Task description –
Without the pictures, set down every line of the data exactly.
::: Entries supplied
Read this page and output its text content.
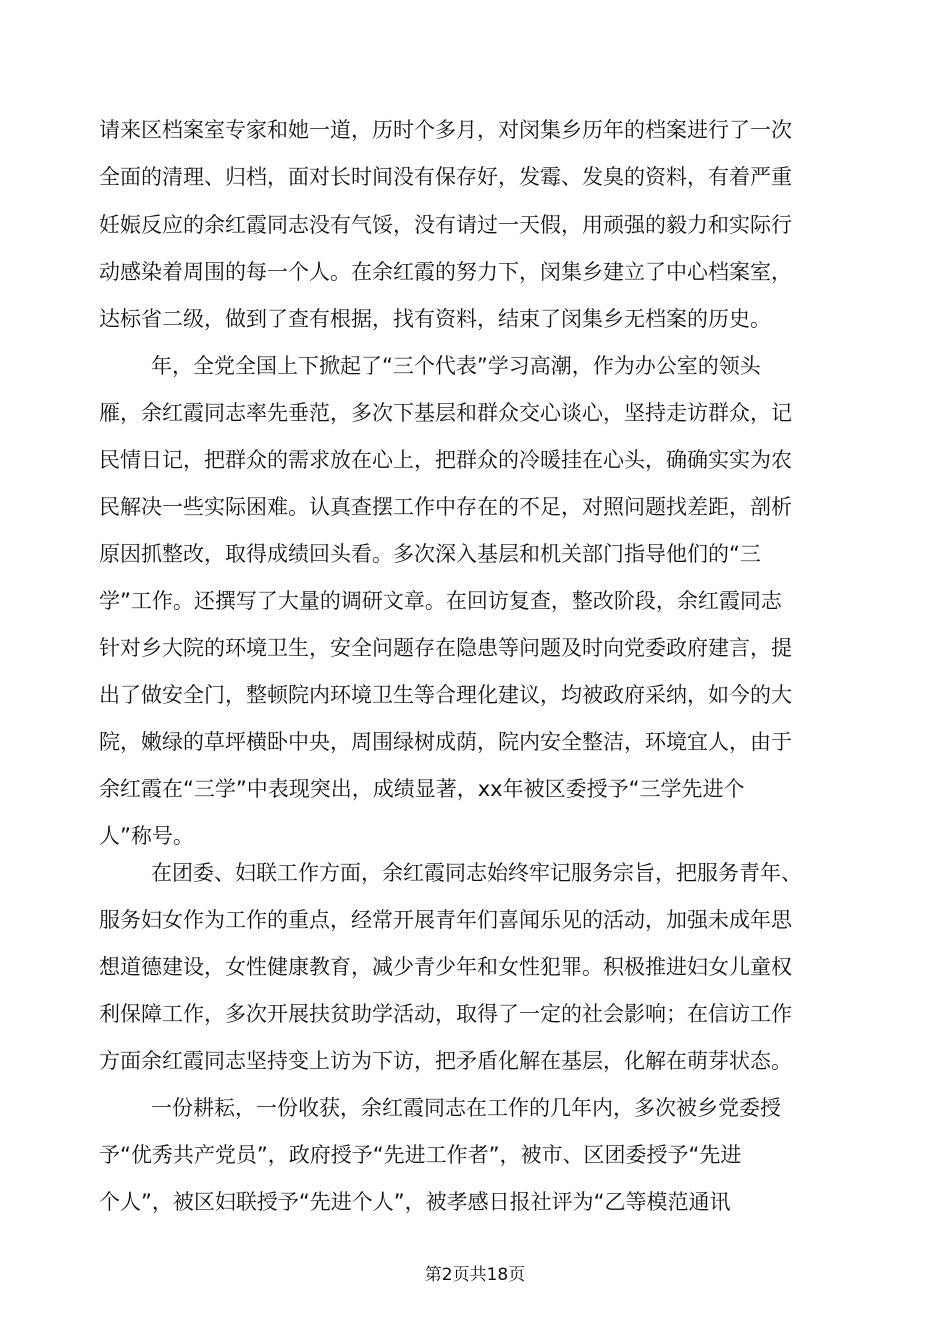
请来区档案室专家和她一道，历时个多月，对闵集乡历年的档案进行了一次
全面的清理、归档，面对长时间没有保存好，发霉、发臭的资料，有着严重
妊娠反应的余红霞同志没有气馁，没有请过一天假，用顽强的毅力和实际行
动感染着周围的每一个人。在余红霞的努力下，闵集乡建立了中心档案室，
达标省二级，做到了查有根据，找有资料，结束了闵集乡无档案的历史。
年，全党全国上下掀起了“三个代表”学习高潮，作为办公室的领头
雁，余红霞同志率先垂范，多次下基层和群众交心谈心，坚持走访群众，记
民情日记，把群众的需求放在心上，把群众的冷暖挂在心头，确确实实为农
民解决一些实际困难。认真查摆工作中存在的不足，对照问题找差距，剖析
原因抓整改，取得成绩回头看。多次深入基层和机关部门指导他们的“三
学”工作。还撰写了大量的调研文章。在回访复查，整改阶段，余红霞同志
针对乡大院的环境卫生，安全问题存在隐患等问题及时向党委政府建言，提
出了做安全门，整顿院内环境卫生等合理化建议，均被政府采纳，如今的大
院，嫩绿的草坪横卧中央，周围绿树成荫，院内安全整洁，环境宜人，由于
余红霞在“三学”中表现突出，成绩显著，xx年被区委授予“三学先进个
人”称号。
在团委、妇联工作方面，余红霞同志始终牢记服务宗旨，把服务青年、
服务妇女作为工作的重点，经常开展青年们喜闻乐见的活动，加强未成年思
想道德建设，女性健康教育，减少青少年和女性犯罪。积极推进妇女儿童权
利保障工作，多次开展扶贫助学活动，取得了一定的社会影响；在信访工作
方面余红霞同志坚持变上访为下访，把矛盾化解在基层，化解在萌芽状态。
一份耕耘，一份收获，余红霞同志在工作的几年内，多次被乡党委授
予“优秀共产党员”，政府授予“先进工作者”，被市、区团委授予“先进
个人”，被区妇联授予“先进个人”，被孝感日报社评为“乙等模范通讯
第2页共18页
::::::
Response –
Read this page and output its text content.
请来区档案室专家和她一道，历时个多月，对闵集乡历年的档案进行了一次
全面的清理、归档，面对长时间没有保存好，发霉、发臭的资料，有着严重
妊娠反应的余红霞同志没有气馁，没有请过一天假，用顽强的毅力和实际行
动感染着周围的每一个人。在余红霞的努力下，闵集乡建立了中心档案室，
达标省二级，做到了查有根据，找有资料，结束了闵集乡无档案的历史。
年，全党全国上下掀起了“三个代表”学习高潮，作为办公室的领头
雁，余红霞同志率先垂范，多次下基层和群众交心谈心，坚持走访群众，记
民情日记，把群众的需求放在心上，把群众的冷暖挂在心头，确确实实为农
民解决一些实际困难。认真查摆工作中存在的不足，对照问题找差距，剖析
原因抓整改，取得成绩回头看。多次深入基层和机关部门指导他们的“三
学”工作。还撰写了大量的调研文章。在回访复查，整改阶段，余红霞同志
针对乡大院的环境卫生，安全问题存在隐患等问题及时向党委政府建言，提
出了做安全门，整顿院内环境卫生等合理化建议，均被政府采纳，如今的大
院，嫩绿的草坪横卧中央，周围绿树成荫，院内安全整洁，环境宜人，由于
余红霞在“三学”中表现突出，成绩显著，xx年被区委授予“三学先进个
人”称号。
在团委、妇联工作方面，余红霞同志始终牢记服务宗旨，把服务青年、
服务妇女作为工作的重点，经常开展青年们喜闻乐见的活动，加强未成年思
想道德建设，女性健康教育，减少青少年和女性犯罪。积极推进妇女儿童权
利保障工作，多次开展扶贫助学活动，取得了一定的社会影响；在信访工作
方面余红霞同志坚持变上访为下访，把矛盾化解在基层，化解在萌芽状态。
一份耕耘，一份收获，余红霞同志在工作的几年内，多次被乡党委授
予“优秀共产党员”，政府授予“先进工作者”，被市、区团委授予“先进
个人”，被区妇联授予“先进个人”，被孝感日报社评为“乙等模范通讯
第2页共18页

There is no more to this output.